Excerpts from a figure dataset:
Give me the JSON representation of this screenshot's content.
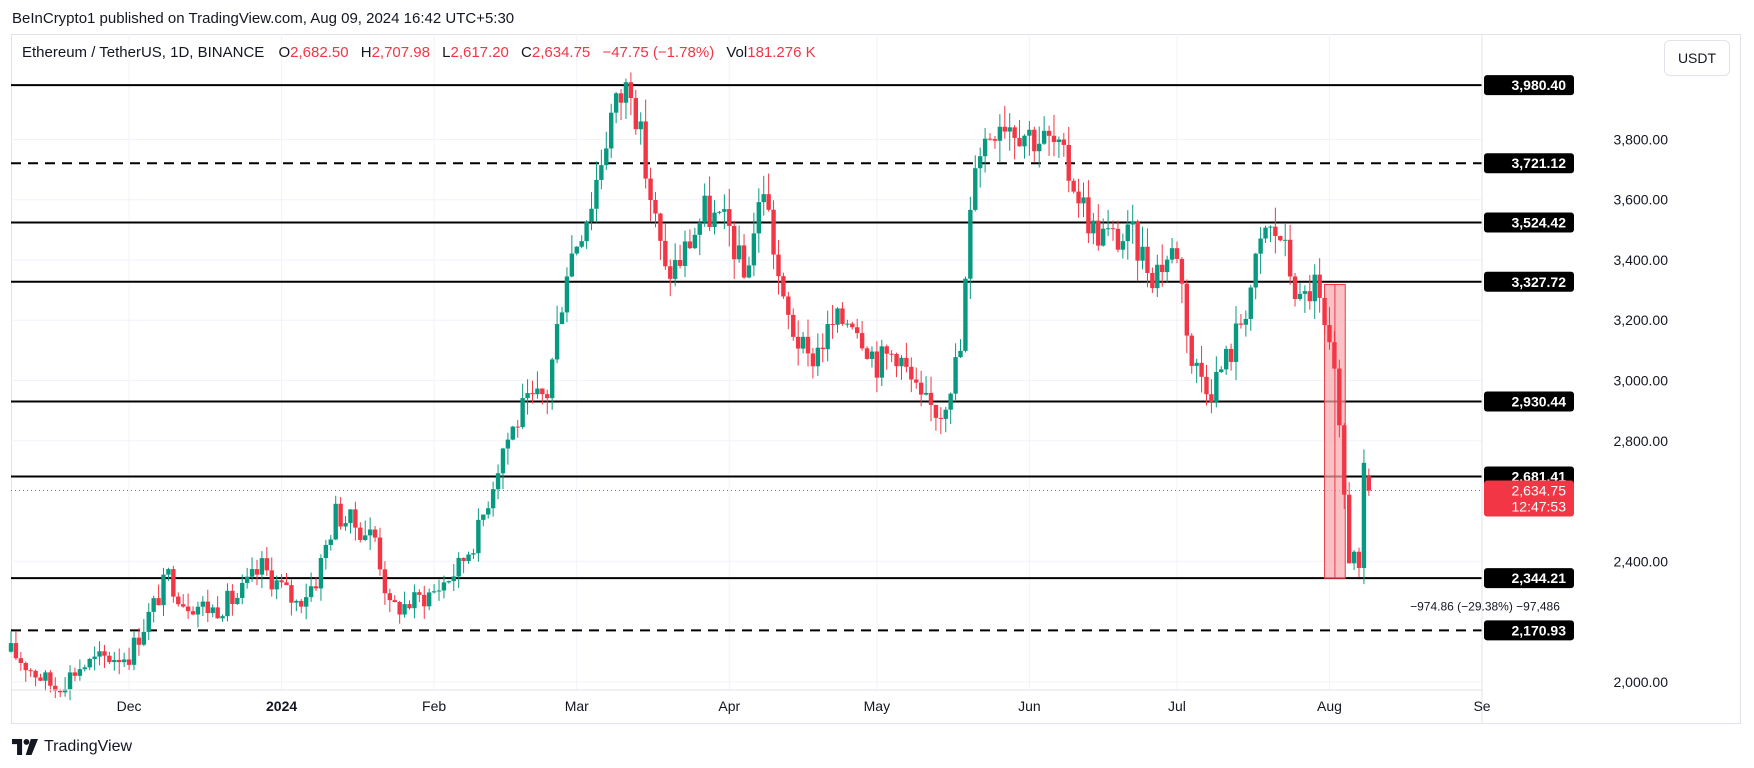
{
  "header": {
    "published": "BeInCrypto1 published on TradingView.com, Aug 09, 2024 16:42 UTC+5:30"
  },
  "legend": {
    "symbol": "Ethereum / TetherUS, 1D, BINANCE",
    "o_label": "O",
    "o_value": "2,682.50",
    "h_label": "H",
    "h_value": "2,707.98",
    "l_label": "L",
    "l_value": "2,617.20",
    "c_label": "C",
    "c_value": "2,634.75",
    "change": "−47.75 (−1.78%)",
    "vol_label": "Vol",
    "vol_value": "181.276 K"
  },
  "currency_button": "USDT",
  "footer": {
    "brand": "TradingView"
  },
  "colors": {
    "up": "#089981",
    "down": "#f23645",
    "grid": "#f0f3fa",
    "level_line": "#000000",
    "measure_fill": "#f7a8ad"
  },
  "icons": {
    "brand_logo": "tradingview-logo-icon"
  },
  "chart_data": {
    "type": "candlestick",
    "symbol": "Ethereum / TetherUS",
    "timeframe": "1D",
    "exchange": "BINANCE",
    "y_axis": {
      "ticks": [
        "2,000.00",
        "2,400.00",
        "2,800.00",
        "3,000.00",
        "3,200.00",
        "3,400.00",
        "3,600.00",
        "3,800.00"
      ],
      "tick_values": [
        2000,
        2400,
        2800,
        3000,
        3200,
        3400,
        3600,
        3800
      ],
      "range": [
        1860,
        4150
      ]
    },
    "x_axis": {
      "ticks": [
        "Dec",
        "2024",
        "Feb",
        "Mar",
        "Apr",
        "May",
        "Jun",
        "Jul",
        "Aug",
        "Se"
      ],
      "tick_dates": [
        "2023-12-01",
        "2024-01-01",
        "2024-02-01",
        "2024-03-01",
        "2024-04-01",
        "2024-05-01",
        "2024-06-01",
        "2024-07-01",
        "2024-08-01",
        "2024-09-01"
      ],
      "range": [
        "2023-11-07",
        "2024-09-01"
      ]
    },
    "levels": [
      {
        "value": 3980.4,
        "label": "3,980.40",
        "style": "solid"
      },
      {
        "value": 3721.12,
        "label": "3,721.12",
        "style": "dashed"
      },
      {
        "value": 3524.42,
        "label": "3,524.42",
        "style": "solid"
      },
      {
        "value": 3327.72,
        "label": "3,327.72",
        "style": "solid"
      },
      {
        "value": 2930.44,
        "label": "2,930.44",
        "style": "solid"
      },
      {
        "value": 2681.41,
        "label": "2,681.41",
        "style": "solid"
      },
      {
        "value": 2344.21,
        "label": "2,344.21",
        "style": "solid"
      },
      {
        "value": 2170.93,
        "label": "2,170.93",
        "style": "dashed"
      }
    ],
    "last_price": {
      "value": 2634.75,
      "label": "2,634.75",
      "countdown": "12:47:53"
    },
    "measure": {
      "from_date": "2024-07-31",
      "to_date": "2024-08-04",
      "top": 3318.6,
      "bottom": 2343.7,
      "label": "−974.86 (−29.38%) −97,486"
    },
    "trend_points": [
      [
        "2023-11-07",
        2100
      ],
      [
        "2023-11-12",
        2030
      ],
      [
        "2023-11-16",
        1980
      ],
      [
        "2023-11-21",
        2050
      ],
      [
        "2023-11-26",
        2080
      ],
      [
        "2023-12-01",
        2090
      ],
      [
        "2023-12-05",
        2220
      ],
      [
        "2023-12-09",
        2350
      ],
      [
        "2023-12-12",
        2270
      ],
      [
        "2023-12-18",
        2240
      ],
      [
        "2023-12-23",
        2280
      ],
      [
        "2023-12-28",
        2380
      ],
      [
        "2024-01-04",
        2260
      ],
      [
        "2024-01-08",
        2340
      ],
      [
        "2024-01-12",
        2560
      ],
      [
        "2024-01-15",
        2530
      ],
      [
        "2024-01-20",
        2480
      ],
      [
        "2024-01-23",
        2240
      ],
      [
        "2024-01-27",
        2260
      ],
      [
        "2024-02-01",
        2300
      ],
      [
        "2024-02-06",
        2380
      ],
      [
        "2024-02-10",
        2500
      ],
      [
        "2024-02-15",
        2780
      ],
      [
        "2024-02-19",
        2900
      ],
      [
        "2024-02-24",
        2960
      ],
      [
        "2024-02-28",
        3380
      ],
      [
        "2024-03-04",
        3600
      ],
      [
        "2024-03-08",
        3880
      ],
      [
        "2024-03-12",
        4000
      ],
      [
        "2024-03-15",
        3700
      ],
      [
        "2024-03-19",
        3350
      ],
      [
        "2024-03-22",
        3400
      ],
      [
        "2024-03-27",
        3560
      ],
      [
        "2024-04-01",
        3500
      ],
      [
        "2024-04-04",
        3340
      ],
      [
        "2024-04-08",
        3650
      ],
      [
        "2024-04-12",
        3240
      ],
      [
        "2024-04-17",
        3060
      ],
      [
        "2024-04-22",
        3180
      ],
      [
        "2024-04-26",
        3220
      ],
      [
        "2024-05-01",
        3060
      ],
      [
        "2024-05-05",
        3100
      ],
      [
        "2024-05-10",
        2920
      ],
      [
        "2024-05-14",
        2900
      ],
      [
        "2024-05-18",
        3100
      ],
      [
        "2024-05-21",
        3750
      ],
      [
        "2024-05-26",
        3880
      ],
      [
        "2024-06-01",
        3820
      ],
      [
        "2024-06-06",
        3780
      ],
      [
        "2024-06-10",
        3660
      ],
      [
        "2024-06-14",
        3500
      ],
      [
        "2024-06-18",
        3470
      ],
      [
        "2024-06-22",
        3470
      ],
      [
        "2024-06-26",
        3360
      ],
      [
        "2024-07-01",
        3440
      ],
      [
        "2024-07-04",
        3060
      ],
      [
        "2024-07-08",
        2980
      ],
      [
        "2024-07-12",
        3100
      ],
      [
        "2024-07-15",
        3250
      ],
      [
        "2024-07-19",
        3500
      ],
      [
        "2024-07-22",
        3480
      ],
      [
        "2024-07-26",
        3250
      ],
      [
        "2024-07-29",
        3320
      ],
      [
        "2024-08-02",
        3000
      ],
      [
        "2024-08-05",
        2420
      ],
      [
        "2024-08-06",
        2460
      ],
      [
        "2024-08-07",
        2340
      ],
      [
        "2024-08-08",
        2682.5
      ],
      [
        "2024-08-09",
        2634.75
      ]
    ]
  }
}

Short task:
Reproduce all of the data exactly, omitting each picture it holds.

Solution for this task:
Give me the JSON representation of this screenshot's content.
{
  "header": {
    "published": "BeInCrypto1 published on TradingView.com, Aug 09, 2024 16:42 UTC+5:30"
  },
  "legend": {
    "symbol": "Ethereum / TetherUS, 1D, BINANCE",
    "o_label": "O",
    "o_value": "2,682.50",
    "h_label": "H",
    "h_value": "2,707.98",
    "l_label": "L",
    "l_value": "2,617.20",
    "c_label": "C",
    "c_value": "2,634.75",
    "change": "−47.75 (−1.78%)",
    "vol_label": "Vol",
    "vol_value": "181.276 K"
  },
  "currency_button": "USDT",
  "footer": {
    "brand": "TradingView"
  },
  "colors": {
    "up": "#089981",
    "down": "#f23645",
    "grid": "#f0f3fa",
    "level_line": "#000000",
    "measure_fill": "#f7a8ad"
  },
  "icons": {
    "brand_logo": "tradingview-logo-icon"
  },
  "chart_data": {
    "type": "candlestick",
    "symbol": "Ethereum / TetherUS",
    "timeframe": "1D",
    "exchange": "BINANCE",
    "y_axis": {
      "ticks": [
        "2,000.00",
        "2,400.00",
        "2,800.00",
        "3,000.00",
        "3,200.00",
        "3,400.00",
        "3,600.00",
        "3,800.00"
      ],
      "tick_values": [
        2000,
        2400,
        2800,
        3000,
        3200,
        3400,
        3600,
        3800
      ],
      "range": [
        1860,
        4150
      ]
    },
    "x_axis": {
      "ticks": [
        "Dec",
        "2024",
        "Feb",
        "Mar",
        "Apr",
        "May",
        "Jun",
        "Jul",
        "Aug",
        "Se"
      ],
      "tick_dates": [
        "2023-12-01",
        "2024-01-01",
        "2024-02-01",
        "2024-03-01",
        "2024-04-01",
        "2024-05-01",
        "2024-06-01",
        "2024-07-01",
        "2024-08-01",
        "2024-09-01"
      ],
      "range": [
        "2023-11-07",
        "2024-09-01"
      ]
    },
    "levels": [
      {
        "value": 3980.4,
        "label": "3,980.40",
        "style": "solid"
      },
      {
        "value": 3721.12,
        "label": "3,721.12",
        "style": "dashed"
      },
      {
        "value": 3524.42,
        "label": "3,524.42",
        "style": "solid"
      },
      {
        "value": 3327.72,
        "label": "3,327.72",
        "style": "solid"
      },
      {
        "value": 2930.44,
        "label": "2,930.44",
        "style": "solid"
      },
      {
        "value": 2681.41,
        "label": "2,681.41",
        "style": "solid"
      },
      {
        "value": 2344.21,
        "label": "2,344.21",
        "style": "solid"
      },
      {
        "value": 2170.93,
        "label": "2,170.93",
        "style": "dashed"
      }
    ],
    "last_price": {
      "value": 2634.75,
      "label": "2,634.75",
      "countdown": "12:47:53"
    },
    "measure": {
      "from_date": "2024-07-31",
      "to_date": "2024-08-04",
      "top": 3318.6,
      "bottom": 2343.7,
      "label": "−974.86 (−29.38%) −97,486"
    },
    "trend_points": [
      [
        "2023-11-07",
        2100
      ],
      [
        "2023-11-12",
        2030
      ],
      [
        "2023-11-16",
        1980
      ],
      [
        "2023-11-21",
        2050
      ],
      [
        "2023-11-26",
        2080
      ],
      [
        "2023-12-01",
        2090
      ],
      [
        "2023-12-05",
        2220
      ],
      [
        "2023-12-09",
        2350
      ],
      [
        "2023-12-12",
        2270
      ],
      [
        "2023-12-18",
        2240
      ],
      [
        "2023-12-23",
        2280
      ],
      [
        "2023-12-28",
        2380
      ],
      [
        "2024-01-04",
        2260
      ],
      [
        "2024-01-08",
        2340
      ],
      [
        "2024-01-12",
        2560
      ],
      [
        "2024-01-15",
        2530
      ],
      [
        "2024-01-20",
        2480
      ],
      [
        "2024-01-23",
        2240
      ],
      [
        "2024-01-27",
        2260
      ],
      [
        "2024-02-01",
        2300
      ],
      [
        "2024-02-06",
        2380
      ],
      [
        "2024-02-10",
        2500
      ],
      [
        "2024-02-15",
        2780
      ],
      [
        "2024-02-19",
        2900
      ],
      [
        "2024-02-24",
        2960
      ],
      [
        "2024-02-28",
        3380
      ],
      [
        "2024-03-04",
        3600
      ],
      [
        "2024-03-08",
        3880
      ],
      [
        "2024-03-12",
        4000
      ],
      [
        "2024-03-15",
        3700
      ],
      [
        "2024-03-19",
        3350
      ],
      [
        "2024-03-22",
        3400
      ],
      [
        "2024-03-27",
        3560
      ],
      [
        "2024-04-01",
        3500
      ],
      [
        "2024-04-04",
        3340
      ],
      [
        "2024-04-08",
        3650
      ],
      [
        "2024-04-12",
        3240
      ],
      [
        "2024-04-17",
        3060
      ],
      [
        "2024-04-22",
        3180
      ],
      [
        "2024-04-26",
        3220
      ],
      [
        "2024-05-01",
        3060
      ],
      [
        "2024-05-05",
        3100
      ],
      [
        "2024-05-10",
        2920
      ],
      [
        "2024-05-14",
        2900
      ],
      [
        "2024-05-18",
        3100
      ],
      [
        "2024-05-21",
        3750
      ],
      [
        "2024-05-26",
        3880
      ],
      [
        "2024-06-01",
        3820
      ],
      [
        "2024-06-06",
        3780
      ],
      [
        "2024-06-10",
        3660
      ],
      [
        "2024-06-14",
        3500
      ],
      [
        "2024-06-18",
        3470
      ],
      [
        "2024-06-22",
        3470
      ],
      [
        "2024-06-26",
        3360
      ],
      [
        "2024-07-01",
        3440
      ],
      [
        "2024-07-04",
        3060
      ],
      [
        "2024-07-08",
        2980
      ],
      [
        "2024-07-12",
        3100
      ],
      [
        "2024-07-15",
        3250
      ],
      [
        "2024-07-19",
        3500
      ],
      [
        "2024-07-22",
        3480
      ],
      [
        "2024-07-26",
        3250
      ],
      [
        "2024-07-29",
        3320
      ],
      [
        "2024-08-02",
        3000
      ],
      [
        "2024-08-05",
        2420
      ],
      [
        "2024-08-06",
        2460
      ],
      [
        "2024-08-07",
        2340
      ],
      [
        "2024-08-08",
        2682.5
      ],
      [
        "2024-08-09",
        2634.75
      ]
    ]
  }
}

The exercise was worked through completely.